▸ **DATA FOR PROCESSING**:
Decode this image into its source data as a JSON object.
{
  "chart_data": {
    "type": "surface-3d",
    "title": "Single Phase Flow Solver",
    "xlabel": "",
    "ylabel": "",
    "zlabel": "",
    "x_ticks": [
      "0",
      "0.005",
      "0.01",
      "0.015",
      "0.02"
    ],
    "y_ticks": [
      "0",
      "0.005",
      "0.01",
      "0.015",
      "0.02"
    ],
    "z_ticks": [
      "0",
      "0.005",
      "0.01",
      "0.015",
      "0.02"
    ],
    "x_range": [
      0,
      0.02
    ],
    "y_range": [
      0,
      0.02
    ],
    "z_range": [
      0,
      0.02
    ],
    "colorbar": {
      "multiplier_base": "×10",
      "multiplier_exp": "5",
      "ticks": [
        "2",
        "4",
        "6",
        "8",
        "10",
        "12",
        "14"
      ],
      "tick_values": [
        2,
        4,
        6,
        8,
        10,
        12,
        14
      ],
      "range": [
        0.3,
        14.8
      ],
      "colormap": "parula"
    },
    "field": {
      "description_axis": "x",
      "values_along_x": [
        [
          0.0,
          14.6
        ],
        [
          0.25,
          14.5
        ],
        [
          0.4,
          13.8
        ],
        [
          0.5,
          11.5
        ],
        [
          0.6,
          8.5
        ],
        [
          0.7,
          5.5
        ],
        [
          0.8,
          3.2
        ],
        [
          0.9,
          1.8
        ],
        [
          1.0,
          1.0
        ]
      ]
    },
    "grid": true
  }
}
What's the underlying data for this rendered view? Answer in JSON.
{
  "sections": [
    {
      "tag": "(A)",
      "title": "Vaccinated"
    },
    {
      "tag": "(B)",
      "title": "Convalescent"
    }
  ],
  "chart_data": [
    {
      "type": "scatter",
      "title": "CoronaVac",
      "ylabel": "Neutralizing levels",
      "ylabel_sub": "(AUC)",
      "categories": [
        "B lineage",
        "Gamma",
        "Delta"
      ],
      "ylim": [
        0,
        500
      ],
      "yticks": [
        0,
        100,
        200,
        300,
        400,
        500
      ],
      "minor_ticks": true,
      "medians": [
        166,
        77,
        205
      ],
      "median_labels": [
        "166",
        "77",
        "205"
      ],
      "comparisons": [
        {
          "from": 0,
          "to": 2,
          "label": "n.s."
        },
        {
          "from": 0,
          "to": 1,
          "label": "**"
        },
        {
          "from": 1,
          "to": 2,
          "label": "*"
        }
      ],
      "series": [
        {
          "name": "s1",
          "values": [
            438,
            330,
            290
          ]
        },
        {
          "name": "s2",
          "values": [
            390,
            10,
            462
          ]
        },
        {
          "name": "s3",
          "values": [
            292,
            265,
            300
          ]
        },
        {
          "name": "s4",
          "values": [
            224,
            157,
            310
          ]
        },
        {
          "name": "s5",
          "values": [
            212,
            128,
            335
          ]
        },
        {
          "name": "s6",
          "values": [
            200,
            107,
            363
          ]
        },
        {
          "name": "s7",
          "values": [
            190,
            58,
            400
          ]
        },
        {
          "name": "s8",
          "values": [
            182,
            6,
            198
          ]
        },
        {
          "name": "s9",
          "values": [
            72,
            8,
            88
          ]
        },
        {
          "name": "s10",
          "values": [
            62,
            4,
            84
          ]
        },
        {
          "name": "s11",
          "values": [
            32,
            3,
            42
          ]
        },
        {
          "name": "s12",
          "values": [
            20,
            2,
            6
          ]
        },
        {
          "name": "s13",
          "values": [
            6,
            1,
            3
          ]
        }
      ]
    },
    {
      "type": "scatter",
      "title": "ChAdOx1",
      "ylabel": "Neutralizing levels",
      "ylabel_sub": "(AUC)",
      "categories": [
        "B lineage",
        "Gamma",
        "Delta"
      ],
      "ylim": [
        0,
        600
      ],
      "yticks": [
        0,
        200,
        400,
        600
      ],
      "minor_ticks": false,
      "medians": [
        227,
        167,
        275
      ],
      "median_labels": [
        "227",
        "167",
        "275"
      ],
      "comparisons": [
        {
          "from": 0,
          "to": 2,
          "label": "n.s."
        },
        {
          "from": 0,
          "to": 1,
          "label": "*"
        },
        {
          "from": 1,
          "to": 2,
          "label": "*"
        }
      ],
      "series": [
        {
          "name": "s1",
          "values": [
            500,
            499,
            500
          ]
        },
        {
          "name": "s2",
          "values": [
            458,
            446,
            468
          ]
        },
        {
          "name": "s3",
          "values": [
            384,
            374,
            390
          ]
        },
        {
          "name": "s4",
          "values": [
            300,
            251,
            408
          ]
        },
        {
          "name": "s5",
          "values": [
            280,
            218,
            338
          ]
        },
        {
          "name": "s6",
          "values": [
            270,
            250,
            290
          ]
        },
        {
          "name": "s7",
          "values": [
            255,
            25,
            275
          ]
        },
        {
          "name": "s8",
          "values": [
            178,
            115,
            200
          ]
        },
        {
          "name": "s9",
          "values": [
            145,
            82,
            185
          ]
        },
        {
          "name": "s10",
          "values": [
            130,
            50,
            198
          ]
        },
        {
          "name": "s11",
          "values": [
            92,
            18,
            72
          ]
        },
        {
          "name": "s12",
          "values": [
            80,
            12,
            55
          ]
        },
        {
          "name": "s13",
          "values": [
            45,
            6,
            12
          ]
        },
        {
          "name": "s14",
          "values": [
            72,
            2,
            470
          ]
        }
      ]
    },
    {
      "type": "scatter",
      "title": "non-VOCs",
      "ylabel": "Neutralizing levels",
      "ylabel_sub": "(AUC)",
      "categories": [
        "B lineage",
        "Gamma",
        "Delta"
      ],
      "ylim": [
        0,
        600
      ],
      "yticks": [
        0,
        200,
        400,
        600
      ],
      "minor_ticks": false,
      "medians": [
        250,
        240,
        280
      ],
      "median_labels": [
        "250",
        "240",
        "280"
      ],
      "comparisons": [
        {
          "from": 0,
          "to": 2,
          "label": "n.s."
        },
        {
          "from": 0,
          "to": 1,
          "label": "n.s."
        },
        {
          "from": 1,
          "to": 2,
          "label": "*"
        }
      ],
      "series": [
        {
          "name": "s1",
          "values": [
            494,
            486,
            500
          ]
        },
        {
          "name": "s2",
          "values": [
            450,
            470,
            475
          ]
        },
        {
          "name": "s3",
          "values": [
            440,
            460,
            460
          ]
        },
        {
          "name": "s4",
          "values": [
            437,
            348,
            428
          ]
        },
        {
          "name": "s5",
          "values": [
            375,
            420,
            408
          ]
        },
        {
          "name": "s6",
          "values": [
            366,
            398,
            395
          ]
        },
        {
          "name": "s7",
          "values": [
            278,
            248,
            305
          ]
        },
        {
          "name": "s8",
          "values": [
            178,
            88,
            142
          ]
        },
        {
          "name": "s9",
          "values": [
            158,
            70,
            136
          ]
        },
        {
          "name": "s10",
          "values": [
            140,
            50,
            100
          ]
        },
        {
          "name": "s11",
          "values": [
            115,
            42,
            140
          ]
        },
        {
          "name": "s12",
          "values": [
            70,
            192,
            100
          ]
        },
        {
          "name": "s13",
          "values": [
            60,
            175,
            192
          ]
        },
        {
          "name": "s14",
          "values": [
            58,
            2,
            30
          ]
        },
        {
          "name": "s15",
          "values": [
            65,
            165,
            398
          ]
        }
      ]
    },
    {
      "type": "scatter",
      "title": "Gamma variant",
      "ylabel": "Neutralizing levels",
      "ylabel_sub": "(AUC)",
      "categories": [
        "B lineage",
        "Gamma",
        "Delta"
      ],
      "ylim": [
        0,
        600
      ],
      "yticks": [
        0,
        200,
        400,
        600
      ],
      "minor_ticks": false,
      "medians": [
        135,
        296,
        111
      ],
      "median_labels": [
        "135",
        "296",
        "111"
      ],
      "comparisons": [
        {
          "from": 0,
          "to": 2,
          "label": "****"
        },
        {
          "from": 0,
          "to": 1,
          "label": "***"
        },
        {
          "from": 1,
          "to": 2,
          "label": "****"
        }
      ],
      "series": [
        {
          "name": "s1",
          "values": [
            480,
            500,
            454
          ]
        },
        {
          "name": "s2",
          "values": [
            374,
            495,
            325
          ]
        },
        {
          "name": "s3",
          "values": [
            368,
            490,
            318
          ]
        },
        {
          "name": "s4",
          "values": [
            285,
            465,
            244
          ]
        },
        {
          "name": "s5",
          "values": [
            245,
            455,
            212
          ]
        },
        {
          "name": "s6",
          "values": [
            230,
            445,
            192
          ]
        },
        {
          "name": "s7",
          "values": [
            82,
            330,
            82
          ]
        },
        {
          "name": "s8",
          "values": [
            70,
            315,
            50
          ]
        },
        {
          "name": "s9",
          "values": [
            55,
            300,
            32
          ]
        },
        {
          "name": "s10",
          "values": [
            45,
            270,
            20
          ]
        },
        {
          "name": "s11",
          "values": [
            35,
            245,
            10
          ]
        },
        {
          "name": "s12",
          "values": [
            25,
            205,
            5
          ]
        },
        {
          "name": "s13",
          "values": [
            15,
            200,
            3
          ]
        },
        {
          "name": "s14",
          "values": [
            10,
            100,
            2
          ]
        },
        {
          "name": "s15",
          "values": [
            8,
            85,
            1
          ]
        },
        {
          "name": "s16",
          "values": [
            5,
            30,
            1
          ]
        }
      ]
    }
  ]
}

▸ **TASK OBJECTIVE**: Count each line where the string "title" occurs, and write only the number.

▸ **WORKED SOLUTION**: 7